[Saved data entries]

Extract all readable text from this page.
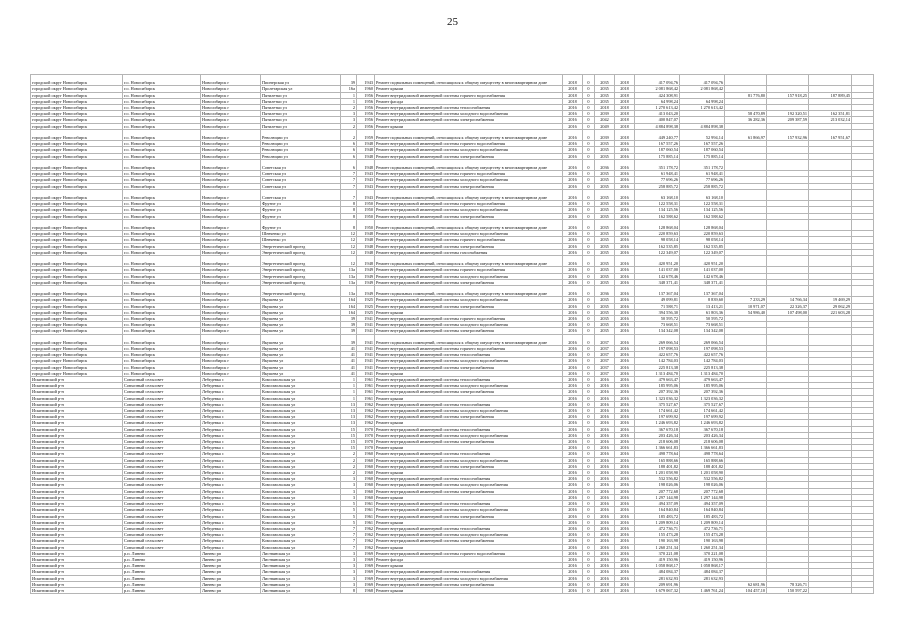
25
городской округ Новосибирск	г.о. Новосибирск	Новосибирск г	Пионерская ул	39	1943	Ремонт подвальных помещений, относящихся к общему имуществу в многоквартирном доме	2018	0	2035	2018	417 094,76	417 094,76				
городской округ Новосибирск	г.о. Новосибирск	Новосибирск г	Пролетарская ул	16а	1960	Ремонт крыши	2018	0	2035	2018	2 081 868,42	2 081 868,42				
городской округ Новосибирск	г.о. Новосибирск	Новосибирск г	Пятилетки ул	1	1956	Ремонт внутридомовой инженерной системы горячего водоснабжения	2018	0	2035	2018	424 308,91		81 776,80	157 918,25	187 889,45	
городской округ Новосибирск	г.о. Новосибирск	Новосибирск г	Пятилетки ул	1	1956	Ремонт фасада	2018	0	2035	2018	64 998,24	64 998,24				
городской округ Новосибирск	г.о. Новосибирск	Новосибирск г	Пятилетки ул	2	1956	Ремонт внутридомовой инженерной системы теплоснабжения	2016	0	2018	2018	1 270 613,42	1 270 613,42				
городской округ Новосибирск	г.о. Новосибирск	Новосибирск г	Пятилетки ул	3	1956	Ремонт внутридомовой инженерной системы холодного водоснабжения	2016	0	2039	2018	413 043,20		58 470,89	192 320,51	162 351,81	
городской округ Новосибирск	г.о. Новосибирск	Новосибирск г	Пятилетки ул	3	1956	Ремонт внутридомовой инженерной системы электроснабжения	2016	0	2042	2018	400 847,07		36 282,36	209 387,59	213 032,14	
городской округ Новосибирск	г.о. Новосибирск	Новосибирск г	Пятилетки ул	2	1956	Ремонт крыши	2016	0	2049	2018	4 884 898,38	4 884 898,38				
городской округ Новосибирск	г.о. Новосибирск	Новосибирск г	Революции ул	2	1959	Ремонт подвальных помещений, относящихся к общему имуществу в многоквартирном доме	2016	0	2039	2018	449 240,77	52 994,14	61 866,97	157 932,96	167 951,67	
городской округ Новосибирск	г.о. Новосибирск	Новосибирск г	Революции ул	6	1948	Ремонт внутридомовой инженерной системы горячего водоснабжения	2016	0	2035	2016	167 557,26	167 557,26				
городской округ Новосибирск	г.о. Новосибирск	Новосибирск г	Революции ул	6	1948	Ремонт внутридомовой инженерной системы холодного водоснабжения	2016	0	2035	2016	187 060,54	187 060,54				
городской округ Новосибирск	г.о. Новосибирск	Новосибирск г	Революции ул	6	1948	Ремонт внутридомовой инженерной системы электроснабжения	2016	0	2035	2016	175 885,14	175 885,14				
городской округ Новосибирск	г.о. Новосибирск	Новосибирск г	Советская ул	6	1948	Ремонт подвальных помещений, относящихся к общему имуществу в многоквартирном доме	2016	0	2036	2016	351 178,72	351 178,72				
городской округ Новосибирск	г.о. Новосибирск	Новосибирск г	Советская ул	7	1943	Ремонт внутридомовой инженерной системы горячего водоснабжения	2016	0	2035	2016	61 948,41	61 948,41				
городской округ Новосибирск	г.о. Новосибирск	Новосибирск г	Советская ул	7	1943	Ремонт внутридомовой инженерной системы холодного водоснабжения	2016	0	2035	2016	77 696,26	77 696,26				
городской округ Новосибирск	г.о. Новосибирск	Новосибирск г	Советская ул	7	1943	Ремонт внутридомовой инженерной системы электроснабжения	2016	0	2035	2016	258 885,72	258 885,72				
городской округ Новосибирск	г.о. Новосибирск	Новосибирск г	Советская ул	7	1943	Ремонт подвальных помещений, относящихся к общему имуществу в многоквартирном доме	2016	0	2035	2016	63 168,10	63 168,10				
городской округ Новосибирск	г.о. Новосибирск	Новосибирск г	Фрунзе ул	8	1950	Ремонт внутридомовой инженерной системы горячего водоснабжения	2016	0	2035	2016	122 558,31	122 558,31				
городской округ Новосибирск	г.о. Новосибирск	Новосибирск г	Фрунзе ул	8	1950	Ремонт внутридомовой инженерной системы холодного водоснабжения	2016	0	2035	2016	134 125,56	134 125,56				
городской округ Новосибирск	г.о. Новосибирск	Новосибирск г	Фрунзе ул	8	1950	Ремонт внутридомовой инженерной системы электроснабжения	2016	0	2035	2016	162 588,62	162 588,62				
городской округ Новосибирск	г.о. Новосибирск	Новосибирск г	Фрунзе ул	8	1950	Ремонт подвальных помещений, относящихся к общему имуществу в многоквартирном доме	2016	0	2035	2016	128 868,04	128 868,04				
городской округ Новосибирск	г.о. Новосибирск	Новосибирск г	Шевченко ул	12	1948	Ремонт внутридомовой инженерной системы холодного водоснабжения	2016	0	2035	2016	220 859,63	220 859,63				
городской округ Новосибирск	г.о. Новосибирск	Новосибирск г	Шевченко ул	12	1948	Ремонт внутридомовой инженерной системы горячего водоснабжения	2016	0	2035	2016	98 058,14	98 058,14				
городской округ Новосибирск	г.о. Новосибирск	Новосибирск г	Энергетический проезд	12	1948	Ремонт внутридомовой инженерной системы электроснабжения	2016	0	2035	2016	162 535,85	162 535,85				
городской округ Новосибирск	г.о. Новосибирск	Новосибирск г	Энергетический проезд	12	1948	Ремонт внутридомовой инженерной системы газоснабжения	2016	0	2035	2016	122 349,07	122 349,07				
городской округ Новосибирск	г.о. Новосибирск	Новосибирск г	Энергетический проезд	12	1948	Ремонт подвальных помещений, относящихся к общему имуществу в многоквартирном доме	2016	0	2035	2016	420 951,20	420 951,20				
городской округ Новосибирск	г.о. Новосибирск	Новосибирск г	Энергетический проезд	13а	1949	Ремонт внутридомовой инженерной системы горячего водоснабжения	2016	0	2035	2016	141 037,00	141 037,00				
городской округ Новосибирск	г.о. Новосибирск	Новосибирск г	Энергетический проезд	13а	1949	Ремонт внутридомовой инженерной системы холодного водоснабжения	2016	0	2035	2016	142 678,46	142 678,46				
городской округ Новосибирск	г.о. Новосибирск	Новосибирск г	Энергетический проезд	13а	1949	Ремонт внутридомовой инженерной системы электроснабжения	2016	0	2035	2016	348 371,41	348 371,41				
городской округ Новосибирск	г.о. Новосибирск	Новосибирск г	Энергетический проезд	13а	1949	Ремонт подвальных помещений, относящихся к общему имуществу в многоквартирном доме	2016	0	2036	2016	137 367,04	137 367,04				
городской округ Новосибирск	г.о. Новосибирск	Новосибирск г	Якушева ул	164	1925	Ремонт внутридомовой инженерной системы холодного водоснабжения	2016	0	2035	2016	49 099,81	8 839,60	7 233,29	14 766,34	19 469,29	
городской округ Новосибирск	г.о. Новосибирск	Новосибирск г	Якушева ул	164	1925	Ремонт внутридомовой инженерной системы электроснабжения	2016	0	2035	2016	71 588,71	13 413,21	10 971,07	22 326,37	29 062,29	
городской округ Новосибирск	г.о. Новосибирск	Новосибирск г	Якушева ул	164	1925	Ремонт крыши	2016	0	2035	2016	394 556,30	61 803,36	54 986,40	107 498,00	221 603,28	
городской округ Новосибирск	г.о. Новосибирск	Новосибирск г	Якушева ул	39	1941	Ремонт внутридомовой инженерной системы горячего водоснабжения	2016	0	2035	2016	50 595,72	50 595,72				
городской округ Новосибирск	г.о. Новосибирск	Новосибирск г	Якушева ул	39	1941	Ремонт внутридомовой инженерной системы холодного водоснабжения	2016	0	2035	2016	73 668,51	73 668,51				
городской округ Новосибирск	г.о. Новосибирск	Новосибирск г	Якушева ул	39	1941	Ремонт внутридомовой инженерной системы электроснабжения	2016	0	2035	2016	134 342,08	134 342,08				
городской округ Новосибирск	г.о. Новосибирск	Новосибирск г	Якушева ул	39	1941	Ремонт подвальных помещений, относящихся к общему имуществу в многоквартирном доме	2016	0	2037	2016	269 066,54	269 066,54				
городской округ Новосибирск	г.о. Новосибирск	Новосибирск г	Якушева ул	41	1941	Ремонт внутридомовой инженерной системы горячего водоснабжения	2016	0	2037	2016	197 098,53	197 098,53				
городской округ Новосибирск	г.о. Новосибирск	Новосибирск г	Якушева ул	41	1941	Ремонт внутридомовой инженерной системы теплоснабжения	2016	0	2037	2016	422 657,76	422 657,76				
городской округ Новосибирск	г.о. Новосибирск	Новосибирск г	Якушева ул	41	1941	Ремонт внутридомовой инженерной системы холодного водоснабжения	2016	0	2037	2016	142 784,03	142 784,03				
городской округ Новосибирск	г.о. Новосибирск	Новосибирск г	Якушева ул	41	1941	Ремонт внутридомовой инженерной системы электроснабжения	2016	0	2037	2016	225 813,38	225 813,38				
городской округ Новосибирск	г.о. Новосибирск	Новосибирск г	Якушева ул	41	1941	Ремонт крыши	2016	0	2037	2016	1 313 484,70	1 313 484,70				
Искитимский р-н	Совхозный сельсовет	Лебедевка с	Комсомольская ул	1	1961	Ремонт внутридомовой инженерной системы теплоснабжения	2016	0	2016	2016	479 663,47	479 663,47				
Искитимский р-н	Совхозный сельсовет	Лебедевка с	Комсомольская ул	1	1961	Ремонт внутридомовой инженерной системы холодного водоснабжения	2016	0	2016	2016	185 995,06	185 995,06				
Искитимский р-н	Совхозный сельсовет	Лебедевка с	Комсомольская ул	1	1961	Ремонт внутридомовой инженерной системы электроснабжения	2016	0	2016	2016	207 392,36	207 392,36				
Искитимский р-н	Совхозный сельсовет	Лебедевка с	Комсомольская ул	1	1961	Ремонт крыши	2016	0	2016	2016	1 323 036,32	1 323 036,32				
Искитимский р-н	Совхозный сельсовет	Лебедевка с	Комсомольская ул	13	1962	Ремонт внутридомовой инженерной системы теплоснабжения	2016	0	2016	2016	375 527,67	375 527,67				
Искитимский р-н	Совхозный сельсовет	Лебедевка с	Комсомольская ул	13	1962	Ремонт внутридомовой инженерной системы холодного водоснабжения	2016	0	2016	2016	174 661,42	174 661,42				
Искитимский р-н	Совхозный сельсовет	Лебедевка с	Комсомольская ул	13	1962	Ремонт внутридомовой инженерной системы электроснабжения	2016	0	2016	2016	197 699,92	197 699,92				
Искитимский р-н	Совхозный сельсовет	Лебедевка с	Комсомольская ул	13	1962	Ремонт крыши	2016	0	2016	2016	1 246 693,82	1 246 693,82				
Искитимский р-н	Совхозный сельсовет	Лебедевка с	Комсомольская ул	15	1970	Ремонт внутридомовой инженерной системы теплоснабжения	2016	0	2016	2016	367 670,18	367 670,18				
Искитимский р-н	Совхозный сельсовет	Лебедевка с	Комсомольская ул	15	1970	Ремонт внутридомовой инженерной системы холодного водоснабжения	2016	0	2016	2016	203 426,34	203 426,34				
Искитимский р-н	Совхозный сельсовет	Лебедевка с	Комсомольская ул	15	1970	Ремонт внутридомовой инженерной системы электроснабжения	2016	0	2016	2016	218 606,08	218 606,08				
Искитимский р-н	Совхозный сельсовет	Лебедевка с	Комсомольская ул	15	1970	Ремонт крыши	2016	0	2016	2016	1 366 661,83	1 366 661,83				
Искитимский р-н	Совхозный сельсовет	Лебедевка с	Комсомольская ул	2	1960	Ремонт внутридомовой инженерной системы теплоснабжения	2016	0	2016	2016	498 778,64	498 778,64				
Искитимский р-н	Совхозный сельсовет	Лебедевка с	Комсомольская ул	2	1960	Ремонт внутридомовой инженерной системы холодного водоснабжения	2016	0	2016	2016	165 888,66	165 888,66				
Искитимский р-н	Совхозный сельсовет	Лебедевка с	Комсомольская ул	2	1960	Ремонт внутридомовой инженерной системы электроснабжения	2016	0	2016	2016	188 401,82	188 401,82				
Искитимский р-н	Совхозный сельсовет	Лебедевка с	Комсомольская ул	2	1960	Ремонт крыши	2016	0	2016	2016	1 201 058,90	1 201 058,90				
Искитимский р-н	Совхозный сельсовет	Лебедевка с	Комсомольская ул	3	1960	Ремонт внутридомовой инженерной системы теплоснабжения	2016	0	2016	2016	532 556,82	532 556,82				
Искитимский р-н	Совхозный сельсовет	Лебедевка с	Комсомольская ул	3	1960	Ремонт внутридомовой инженерной системы холодного водоснабжения	2016	0	2016	2016	198 026,06	198 026,06				
Искитимский р-н	Совхозный сельсовет	Лебедевка с	Комсомольская ул	3	1960	Ремонт внутридомовой инженерной системы электроснабжения	2016	0	2016	2016	207 772,68	207 772,68				
Искитимский р-н	Совхозный сельсовет	Лебедевка с	Комсомольская ул	3	1960	Ремонт крыши	2016	0	2016	2016	1 297 144,98	1 297 144,98				
Искитимский р-н	Совхозный сельсовет	Лебедевка с	Комсомольская ул	5	1961	Ремонт внутридомовой инженерной системы теплоснабжения	2016	0	2016	2016	494 357,09	494 357,09				
Искитимский р-н	Совхозный сельсовет	Лебедевка с	Комсомольская ул	5	1961	Ремонт внутридомовой инженерной системы холодного водоснабжения	2016	0	2016	2016	164 840,84	164 840,84				
Искитимский р-н	Совхозный сельсовет	Лебедевка с	Комсомольская ул	5	1961	Ремонт внутридомовой инженерной системы электроснабжения	2016	0	2016	2016	185 483,72	185 483,72				
Искитимский р-н	Совхозный сельсовет	Лебедевка с	Комсомольская ул	5	1961	Ремонт крыши	2016	0	2016	2016	1 209 809,14	1 209 809,14				
Искитимский р-н	Совхозный сельсовет	Лебедевка с	Комсомольская ул	7	1962	Ремонт внутридомовой инженерной системы теплоснабжения	2016	0	2016	2016	472 736,71	472 736,71				
Искитимский р-н	Совхозный сельсовет	Лебедевка с	Комсомольская ул	7	1962	Ремонт внутридомовой инженерной системы холодного водоснабжения	2016	0	2016	2016	155 473,28	155 473,28				
Искитимский р-н	Совхозный сельсовет	Лебедевка с	Комсомольская ул	7	1962	Ремонт внутридомовой инженерной системы электроснабжения	2016	0	2016	2016	190 163,98	190 163,98				
Искитимский р-н	Совхозный сельсовет	Лебедевка с	Комсомольская ул	7	1962	Ремонт крыши	2016	0	2016	2016	1 260 251,34	1 260 251,34				
Искитимский р-н	р.п. Линево	Линево рп	Листвянская ул	3	1969	Ремонт внутридомовой инженерной системы горячего водоснабжения	2016	0	2016	2016	370 221,08	370 221,08				
Искитимский р-н	р.п. Линево	Линево рп	Листвянская ул	3	1969	Ремонт фасада	2016	0	2016	2016	419 150,96	419 150,96				
Искитимский р-н	р.п. Линево	Линево рп	Листвянская ул	3	1969	Ремонт крыши	2016	0	2016	2016	1 058 868,17	1 058 868,17				
Искитимский р-н	р.п. Линево	Линево рп	Листвянская ул	3	1969	Ремонт внутридомовой инженерной системы теплоснабжения	2016	0	2016	2016	484 084,37	484 084,37				
Искитимский р-н	р.п. Линево	Линево рп	Листвянская ул	3	1969	Ремонт внутридомовой инженерной системы холодного водоснабжения	2016	0	2016	2016	281 632,93	281 632,93				
Искитимский р-н	р.п. Линево	Линево рп	Листвянская ул	3	1969	Ремонт внутридомовой инженерной системы электроснабжения	2016	0	2018	2016	209 691,96		62 681,96	78 326,71		
Искитимский р-н	р.п. Линево	Линево рп	Листвянская ул	8	1968	Ремонт крыши	2016	0	2018	2016	1 679 067,32	1 469 761,24	104 457,10	150 597,22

## To be done
Your answer should be one number: how many lines in the material above contain the string "многоквартирном".

## Task response
8